═══ EXTRACTED MATERIAL

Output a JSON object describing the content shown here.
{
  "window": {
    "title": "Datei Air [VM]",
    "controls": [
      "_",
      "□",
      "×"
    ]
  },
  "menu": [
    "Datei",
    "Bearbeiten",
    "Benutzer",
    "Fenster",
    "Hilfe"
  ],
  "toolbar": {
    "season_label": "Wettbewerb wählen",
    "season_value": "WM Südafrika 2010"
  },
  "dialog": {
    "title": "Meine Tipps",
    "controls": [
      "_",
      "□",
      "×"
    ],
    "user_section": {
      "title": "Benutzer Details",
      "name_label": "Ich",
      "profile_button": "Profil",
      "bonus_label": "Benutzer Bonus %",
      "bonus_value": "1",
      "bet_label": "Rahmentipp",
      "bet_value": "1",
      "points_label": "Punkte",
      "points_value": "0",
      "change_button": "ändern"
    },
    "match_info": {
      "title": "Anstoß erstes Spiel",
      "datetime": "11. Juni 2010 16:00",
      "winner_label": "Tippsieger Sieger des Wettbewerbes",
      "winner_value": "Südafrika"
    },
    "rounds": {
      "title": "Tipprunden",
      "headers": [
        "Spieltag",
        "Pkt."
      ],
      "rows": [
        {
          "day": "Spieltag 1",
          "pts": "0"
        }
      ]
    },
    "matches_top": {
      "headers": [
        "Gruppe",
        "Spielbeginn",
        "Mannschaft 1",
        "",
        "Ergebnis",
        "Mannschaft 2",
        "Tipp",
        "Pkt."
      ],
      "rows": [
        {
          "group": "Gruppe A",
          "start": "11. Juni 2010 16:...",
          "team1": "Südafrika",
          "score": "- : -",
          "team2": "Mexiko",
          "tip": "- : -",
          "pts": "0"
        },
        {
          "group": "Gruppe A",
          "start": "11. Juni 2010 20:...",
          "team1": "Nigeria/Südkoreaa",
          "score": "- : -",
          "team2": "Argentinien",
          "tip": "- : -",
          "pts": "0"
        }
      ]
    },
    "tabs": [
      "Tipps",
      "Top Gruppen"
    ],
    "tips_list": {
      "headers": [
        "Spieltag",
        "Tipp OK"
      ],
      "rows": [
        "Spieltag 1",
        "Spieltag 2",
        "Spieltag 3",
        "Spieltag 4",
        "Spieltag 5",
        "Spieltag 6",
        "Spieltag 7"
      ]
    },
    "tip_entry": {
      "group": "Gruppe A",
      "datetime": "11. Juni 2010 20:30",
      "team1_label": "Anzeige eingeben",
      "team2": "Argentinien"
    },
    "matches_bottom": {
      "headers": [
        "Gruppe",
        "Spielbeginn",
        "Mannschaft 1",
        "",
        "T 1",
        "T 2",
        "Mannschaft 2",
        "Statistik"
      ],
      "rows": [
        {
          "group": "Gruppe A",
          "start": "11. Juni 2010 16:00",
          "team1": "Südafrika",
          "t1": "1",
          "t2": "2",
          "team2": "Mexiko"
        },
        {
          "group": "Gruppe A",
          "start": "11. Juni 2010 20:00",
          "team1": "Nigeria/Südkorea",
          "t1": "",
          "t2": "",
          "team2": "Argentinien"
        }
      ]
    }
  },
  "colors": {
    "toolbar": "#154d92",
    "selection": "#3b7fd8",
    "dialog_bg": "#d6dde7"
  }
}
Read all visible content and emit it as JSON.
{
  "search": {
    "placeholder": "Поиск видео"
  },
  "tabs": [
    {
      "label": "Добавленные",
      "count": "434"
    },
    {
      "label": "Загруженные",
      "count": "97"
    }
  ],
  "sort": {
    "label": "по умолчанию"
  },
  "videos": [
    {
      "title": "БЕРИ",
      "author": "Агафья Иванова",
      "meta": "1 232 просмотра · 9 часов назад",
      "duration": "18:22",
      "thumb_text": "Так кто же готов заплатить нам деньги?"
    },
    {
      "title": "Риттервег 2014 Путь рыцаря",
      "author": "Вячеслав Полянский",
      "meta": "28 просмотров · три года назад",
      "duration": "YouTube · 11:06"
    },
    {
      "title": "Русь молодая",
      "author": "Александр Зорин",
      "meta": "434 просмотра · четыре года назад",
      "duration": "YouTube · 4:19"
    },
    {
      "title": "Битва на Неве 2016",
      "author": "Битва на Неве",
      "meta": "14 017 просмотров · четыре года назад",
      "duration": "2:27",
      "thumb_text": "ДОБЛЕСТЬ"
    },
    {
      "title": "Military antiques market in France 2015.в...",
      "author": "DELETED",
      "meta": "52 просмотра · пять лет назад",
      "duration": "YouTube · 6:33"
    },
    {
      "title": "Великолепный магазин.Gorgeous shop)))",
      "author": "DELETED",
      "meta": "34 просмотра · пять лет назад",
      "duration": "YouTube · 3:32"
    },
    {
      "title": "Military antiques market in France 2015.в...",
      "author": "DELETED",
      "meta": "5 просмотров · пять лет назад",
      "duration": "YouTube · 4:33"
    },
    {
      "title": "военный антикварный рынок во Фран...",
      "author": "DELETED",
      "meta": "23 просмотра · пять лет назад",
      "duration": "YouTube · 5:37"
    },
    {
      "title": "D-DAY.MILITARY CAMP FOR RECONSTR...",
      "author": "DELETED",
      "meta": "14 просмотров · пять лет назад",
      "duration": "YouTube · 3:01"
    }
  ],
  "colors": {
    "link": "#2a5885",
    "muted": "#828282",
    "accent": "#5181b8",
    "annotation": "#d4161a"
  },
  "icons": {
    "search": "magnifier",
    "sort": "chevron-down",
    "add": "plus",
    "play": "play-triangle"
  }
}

══════

> **EXERCISE GOAL**
Here, the records must be output exactly and in full.

> **ANSWER IN FULL**
Output a JSON object describing the content shown here.
{
  "window": {
    "title": "Datei Air [VM]",
    "controls": [
      "_",
      "□",
      "×"
    ]
  },
  "menu": [
    "Datei",
    "Bearbeiten",
    "Benutzer",
    "Fenster",
    "Hilfe"
  ],
  "toolbar": {
    "season_label": "Wettbewerb wählen",
    "season_value": "WM Südafrika 2010"
  },
  "dialog": {
    "title": "Meine Tipps",
    "controls": [
      "_",
      "□",
      "×"
    ],
    "user_section": {
      "title": "Benutzer Details",
      "name_label": "Ich",
      "profile_button": "Profil",
      "bonus_label": "Benutzer Bonus %",
      "bonus_value": "1",
      "bet_label": "Rahmentipp",
      "bet_value": "1",
      "points_label": "Punkte",
      "points_value": "0",
      "change_button": "ändern"
    },
    "match_info": {
      "title": "Anstoß erstes Spiel",
      "datetime": "11. Juni 2010 16:00",
      "winner_label": "Tippsieger Sieger des Wettbewerbes",
      "winner_value": "Südafrika"
    },
    "rounds": {
      "title": "Tipprunden",
      "headers": [
        "Spieltag",
        "Pkt."
      ],
      "rows": [
        {
          "day": "Spieltag 1",
          "pts": "0"
        }
      ]
    },
    "matches_top": {
      "headers": [
        "Gruppe",
        "Spielbeginn",
        "Mannschaft 1",
        "",
        "Ergebnis",
        "Mannschaft 2",
        "Tipp",
        "Pkt."
      ],
      "rows": [
        {
          "group": "Gruppe A",
          "start": "11. Juni 2010 16:...",
          "team1": "Südafrika",
          "score": "- : -",
          "team2": "Mexiko",
          "tip": "- : -",
          "pts": "0"
        },
        {
          "group": "Gruppe A",
          "start": "11. Juni 2010 20:...",
          "team1": "Nigeria/Südkoreaa",
          "score": "- : -",
          "team2": "Argentinien",
          "tip": "- : -",
          "pts": "0"
        }
      ]
    },
    "tabs": [
      "Tipps",
      "Top Gruppen"
    ],
    "tips_list": {
      "headers": [
        "Spieltag",
        "Tipp OK"
      ],
      "rows": [
        "Spieltag 1",
        "Spieltag 2",
        "Spieltag 3",
        "Spieltag 4",
        "Spieltag 5",
        "Spieltag 6",
        "Spieltag 7"
      ]
    },
    "tip_entry": {
      "group": "Gruppe A",
      "datetime": "11. Juni 2010 20:30",
      "team1_label": "Anzeige eingeben",
      "team2": "Argentinien"
    },
    "matches_bottom": {
      "headers": [
        "Gruppe",
        "Spielbeginn",
        "Mannschaft 1",
        "",
        "T 1",
        "T 2",
        "Mannschaft 2",
        "Statistik"
      ],
      "rows": [
        {
          "group": "Gruppe A",
          "start": "11. Juni 2010 16:00",
          "team1": "Südafrika",
          "t1": "1",
          "t2": "2",
          "team2": "Mexiko"
        },
        {
          "group": "Gruppe A",
          "start": "11. Juni 2010 20:00",
          "team1": "Nigeria/Südkorea",
          "t1": "",
          "t2": "",
          "team2": "Argentinien"
        }
      ]
    }
  },
  "colors": {
    "toolbar": "#154d92",
    "selection": "#3b7fd8",
    "dialog_bg": "#d6dde7"
  }
}
Read all visible content and emit it as JSON.
{
  "search": {
    "placeholder": "Поиск видео"
  },
  "tabs": [
    {
      "label": "Добавленные",
      "count": "434"
    },
    {
      "label": "Загруженные",
      "count": "97"
    }
  ],
  "sort": {
    "label": "по умолчанию"
  },
  "videos": [
    {
      "title": "БЕРИ",
      "author": "Агафья Иванова",
      "meta": "1 232 просмотра · 9 часов назад",
      "duration": "18:22",
      "thumb_text": "Так кто же готов заплатить нам деньги?"
    },
    {
      "title": "Риттервег 2014 Путь рыцаря",
      "author": "Вячеслав Полянский",
      "meta": "28 просмотров · три года назад",
      "duration": "YouTube · 11:06"
    },
    {
      "title": "Русь молодая",
      "author": "Александр Зорин",
      "meta": "434 просмотра · четыре года назад",
      "duration": "YouTube · 4:19"
    },
    {
      "title": "Битва на Неве 2016",
      "author": "Битва на Неве",
      "meta": "14 017 просмотров · четыре года назад",
      "duration": "2:27",
      "thumb_text": "ДОБЛЕСТЬ"
    },
    {
      "title": "Military antiques market in France 2015.в...",
      "author": "DELETED",
      "meta": "52 просмотра · пять лет назад",
      "duration": "YouTube · 6:33"
    },
    {
      "title": "Великолепный магазин.Gorgeous shop)))",
      "author": "DELETED",
      "meta": "34 просмотра · пять лет назад",
      "duration": "YouTube · 3:32"
    },
    {
      "title": "Military antiques market in France 2015.в...",
      "author": "DELETED",
      "meta": "5 просмотров · пять лет назад",
      "duration": "YouTube · 4:33"
    },
    {
      "title": "военный антикварный рынок во Фран...",
      "author": "DELETED",
      "meta": "23 просмотра · пять лет назад",
      "duration": "YouTube · 5:37"
    },
    {
      "title": "D-DAY.MILITARY CAMP FOR RECONSTR...",
      "author": "DELETED",
      "meta": "14 просмотров · пять лет назад",
      "duration": "YouTube · 3:01"
    }
  ],
  "colors": {
    "link": "#2a5885",
    "muted": "#828282",
    "accent": "#5181b8",
    "annotation": "#d4161a"
  },
  "icons": {
    "search": "magnifier",
    "sort": "chevron-down",
    "add": "plus",
    "play": "play-triangle"
  }
}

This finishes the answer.